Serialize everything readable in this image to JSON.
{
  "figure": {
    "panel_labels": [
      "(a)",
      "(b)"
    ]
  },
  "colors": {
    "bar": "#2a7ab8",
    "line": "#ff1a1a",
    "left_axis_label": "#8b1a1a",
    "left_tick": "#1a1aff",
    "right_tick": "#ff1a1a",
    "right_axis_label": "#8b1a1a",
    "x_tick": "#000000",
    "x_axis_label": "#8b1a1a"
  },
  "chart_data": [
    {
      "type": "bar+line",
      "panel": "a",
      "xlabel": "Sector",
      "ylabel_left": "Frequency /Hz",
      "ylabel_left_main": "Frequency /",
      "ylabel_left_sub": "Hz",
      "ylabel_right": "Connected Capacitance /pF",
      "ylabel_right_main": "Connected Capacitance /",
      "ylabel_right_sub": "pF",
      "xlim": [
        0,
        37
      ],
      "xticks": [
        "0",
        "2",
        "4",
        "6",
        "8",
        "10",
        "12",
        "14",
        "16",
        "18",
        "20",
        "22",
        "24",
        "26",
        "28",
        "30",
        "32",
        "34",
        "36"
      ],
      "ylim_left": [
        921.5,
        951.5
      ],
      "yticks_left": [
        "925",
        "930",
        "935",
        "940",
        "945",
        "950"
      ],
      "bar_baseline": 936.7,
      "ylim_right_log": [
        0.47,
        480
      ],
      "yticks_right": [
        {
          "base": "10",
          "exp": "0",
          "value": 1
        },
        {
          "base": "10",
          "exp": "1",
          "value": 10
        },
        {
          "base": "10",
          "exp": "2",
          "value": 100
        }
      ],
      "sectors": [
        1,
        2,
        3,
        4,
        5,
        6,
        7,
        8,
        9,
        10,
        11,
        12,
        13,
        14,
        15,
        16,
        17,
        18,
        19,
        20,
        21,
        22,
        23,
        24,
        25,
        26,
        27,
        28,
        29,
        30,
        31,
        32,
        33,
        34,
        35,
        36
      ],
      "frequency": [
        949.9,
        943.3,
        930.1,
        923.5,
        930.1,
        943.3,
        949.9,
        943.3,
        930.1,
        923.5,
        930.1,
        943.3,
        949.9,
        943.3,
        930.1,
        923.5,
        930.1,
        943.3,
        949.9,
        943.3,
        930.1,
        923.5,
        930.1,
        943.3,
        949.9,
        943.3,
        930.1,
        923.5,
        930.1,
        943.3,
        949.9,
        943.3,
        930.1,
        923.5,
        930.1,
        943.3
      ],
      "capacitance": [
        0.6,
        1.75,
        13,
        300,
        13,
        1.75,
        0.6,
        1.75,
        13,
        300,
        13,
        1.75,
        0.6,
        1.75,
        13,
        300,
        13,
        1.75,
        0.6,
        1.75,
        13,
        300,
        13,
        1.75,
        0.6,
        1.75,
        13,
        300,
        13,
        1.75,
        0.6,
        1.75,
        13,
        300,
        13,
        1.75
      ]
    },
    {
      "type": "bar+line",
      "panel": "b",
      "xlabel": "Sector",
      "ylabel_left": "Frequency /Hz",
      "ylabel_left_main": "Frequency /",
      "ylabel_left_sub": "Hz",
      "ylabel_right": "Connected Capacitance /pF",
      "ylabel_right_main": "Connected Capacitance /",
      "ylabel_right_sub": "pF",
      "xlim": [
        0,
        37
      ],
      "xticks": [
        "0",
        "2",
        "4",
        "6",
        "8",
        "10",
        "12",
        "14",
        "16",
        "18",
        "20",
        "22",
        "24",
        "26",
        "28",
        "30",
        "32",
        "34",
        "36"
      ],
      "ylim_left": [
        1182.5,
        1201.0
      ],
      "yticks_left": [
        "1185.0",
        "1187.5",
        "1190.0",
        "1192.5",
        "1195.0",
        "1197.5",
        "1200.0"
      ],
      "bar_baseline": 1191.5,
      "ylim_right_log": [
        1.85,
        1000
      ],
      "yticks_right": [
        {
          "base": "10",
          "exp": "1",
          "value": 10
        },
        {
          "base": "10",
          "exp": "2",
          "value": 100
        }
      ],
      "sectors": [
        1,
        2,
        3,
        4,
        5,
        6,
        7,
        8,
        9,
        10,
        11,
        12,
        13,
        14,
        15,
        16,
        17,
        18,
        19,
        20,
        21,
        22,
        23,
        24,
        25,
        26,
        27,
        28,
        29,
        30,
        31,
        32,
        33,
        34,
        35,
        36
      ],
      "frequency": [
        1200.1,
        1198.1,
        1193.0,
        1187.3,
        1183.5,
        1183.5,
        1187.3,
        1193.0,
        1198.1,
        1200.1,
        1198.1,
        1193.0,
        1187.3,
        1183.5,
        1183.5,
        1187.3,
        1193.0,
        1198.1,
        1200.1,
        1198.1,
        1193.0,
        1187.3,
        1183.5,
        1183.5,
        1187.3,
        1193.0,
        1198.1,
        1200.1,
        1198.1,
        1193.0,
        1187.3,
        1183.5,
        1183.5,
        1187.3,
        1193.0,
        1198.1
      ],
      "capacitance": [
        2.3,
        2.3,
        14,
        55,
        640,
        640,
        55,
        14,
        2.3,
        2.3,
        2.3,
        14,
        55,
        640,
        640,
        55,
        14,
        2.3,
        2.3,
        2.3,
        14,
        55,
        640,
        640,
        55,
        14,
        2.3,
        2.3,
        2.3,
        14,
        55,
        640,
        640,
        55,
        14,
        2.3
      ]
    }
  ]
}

What the task requires - Repeat all the records. Match each line exactly.

The solution -
Serialize everything readable in this image to JSON.
{
  "figure": {
    "panel_labels": [
      "(a)",
      "(b)"
    ]
  },
  "colors": {
    "bar": "#2a7ab8",
    "line": "#ff1a1a",
    "left_axis_label": "#8b1a1a",
    "left_tick": "#1a1aff",
    "right_tick": "#ff1a1a",
    "right_axis_label": "#8b1a1a",
    "x_tick": "#000000",
    "x_axis_label": "#8b1a1a"
  },
  "chart_data": [
    {
      "type": "bar+line",
      "panel": "a",
      "xlabel": "Sector",
      "ylabel_left": "Frequency /Hz",
      "ylabel_left_main": "Frequency /",
      "ylabel_left_sub": "Hz",
      "ylabel_right": "Connected Capacitance /pF",
      "ylabel_right_main": "Connected Capacitance /",
      "ylabel_right_sub": "pF",
      "xlim": [
        0,
        37
      ],
      "xticks": [
        "0",
        "2",
        "4",
        "6",
        "8",
        "10",
        "12",
        "14",
        "16",
        "18",
        "20",
        "22",
        "24",
        "26",
        "28",
        "30",
        "32",
        "34",
        "36"
      ],
      "ylim_left": [
        921.5,
        951.5
      ],
      "yticks_left": [
        "925",
        "930",
        "935",
        "940",
        "945",
        "950"
      ],
      "bar_baseline": 936.7,
      "ylim_right_log": [
        0.47,
        480
      ],
      "yticks_right": [
        {
          "base": "10",
          "exp": "0",
          "value": 1
        },
        {
          "base": "10",
          "exp": "1",
          "value": 10
        },
        {
          "base": "10",
          "exp": "2",
          "value": 100
        }
      ],
      "sectors": [
        1,
        2,
        3,
        4,
        5,
        6,
        7,
        8,
        9,
        10,
        11,
        12,
        13,
        14,
        15,
        16,
        17,
        18,
        19,
        20,
        21,
        22,
        23,
        24,
        25,
        26,
        27,
        28,
        29,
        30,
        31,
        32,
        33,
        34,
        35,
        36
      ],
      "frequency": [
        949.9,
        943.3,
        930.1,
        923.5,
        930.1,
        943.3,
        949.9,
        943.3,
        930.1,
        923.5,
        930.1,
        943.3,
        949.9,
        943.3,
        930.1,
        923.5,
        930.1,
        943.3,
        949.9,
        943.3,
        930.1,
        923.5,
        930.1,
        943.3,
        949.9,
        943.3,
        930.1,
        923.5,
        930.1,
        943.3,
        949.9,
        943.3,
        930.1,
        923.5,
        930.1,
        943.3
      ],
      "capacitance": [
        0.6,
        1.75,
        13,
        300,
        13,
        1.75,
        0.6,
        1.75,
        13,
        300,
        13,
        1.75,
        0.6,
        1.75,
        13,
        300,
        13,
        1.75,
        0.6,
        1.75,
        13,
        300,
        13,
        1.75,
        0.6,
        1.75,
        13,
        300,
        13,
        1.75,
        0.6,
        1.75,
        13,
        300,
        13,
        1.75
      ]
    },
    {
      "type": "bar+line",
      "panel": "b",
      "xlabel": "Sector",
      "ylabel_left": "Frequency /Hz",
      "ylabel_left_main": "Frequency /",
      "ylabel_left_sub": "Hz",
      "ylabel_right": "Connected Capacitance /pF",
      "ylabel_right_main": "Connected Capacitance /",
      "ylabel_right_sub": "pF",
      "xlim": [
        0,
        37
      ],
      "xticks": [
        "0",
        "2",
        "4",
        "6",
        "8",
        "10",
        "12",
        "14",
        "16",
        "18",
        "20",
        "22",
        "24",
        "26",
        "28",
        "30",
        "32",
        "34",
        "36"
      ],
      "ylim_left": [
        1182.5,
        1201.0
      ],
      "yticks_left": [
        "1185.0",
        "1187.5",
        "1190.0",
        "1192.5",
        "1195.0",
        "1197.5",
        "1200.0"
      ],
      "bar_baseline": 1191.5,
      "ylim_right_log": [
        1.85,
        1000
      ],
      "yticks_right": [
        {
          "base": "10",
          "exp": "1",
          "value": 10
        },
        {
          "base": "10",
          "exp": "2",
          "value": 100
        }
      ],
      "sectors": [
        1,
        2,
        3,
        4,
        5,
        6,
        7,
        8,
        9,
        10,
        11,
        12,
        13,
        14,
        15,
        16,
        17,
        18,
        19,
        20,
        21,
        22,
        23,
        24,
        25,
        26,
        27,
        28,
        29,
        30,
        31,
        32,
        33,
        34,
        35,
        36
      ],
      "frequency": [
        1200.1,
        1198.1,
        1193.0,
        1187.3,
        1183.5,
        1183.5,
        1187.3,
        1193.0,
        1198.1,
        1200.1,
        1198.1,
        1193.0,
        1187.3,
        1183.5,
        1183.5,
        1187.3,
        1193.0,
        1198.1,
        1200.1,
        1198.1,
        1193.0,
        1187.3,
        1183.5,
        1183.5,
        1187.3,
        1193.0,
        1198.1,
        1200.1,
        1198.1,
        1193.0,
        1187.3,
        1183.5,
        1183.5,
        1187.3,
        1193.0,
        1198.1
      ],
      "capacitance": [
        2.3,
        2.3,
        14,
        55,
        640,
        640,
        55,
        14,
        2.3,
        2.3,
        2.3,
        14,
        55,
        640,
        640,
        55,
        14,
        2.3,
        2.3,
        2.3,
        14,
        55,
        640,
        640,
        55,
        14,
        2.3,
        2.3,
        2.3,
        14,
        55,
        640,
        640,
        55,
        14,
        2.3
      ]
    }
  ]
}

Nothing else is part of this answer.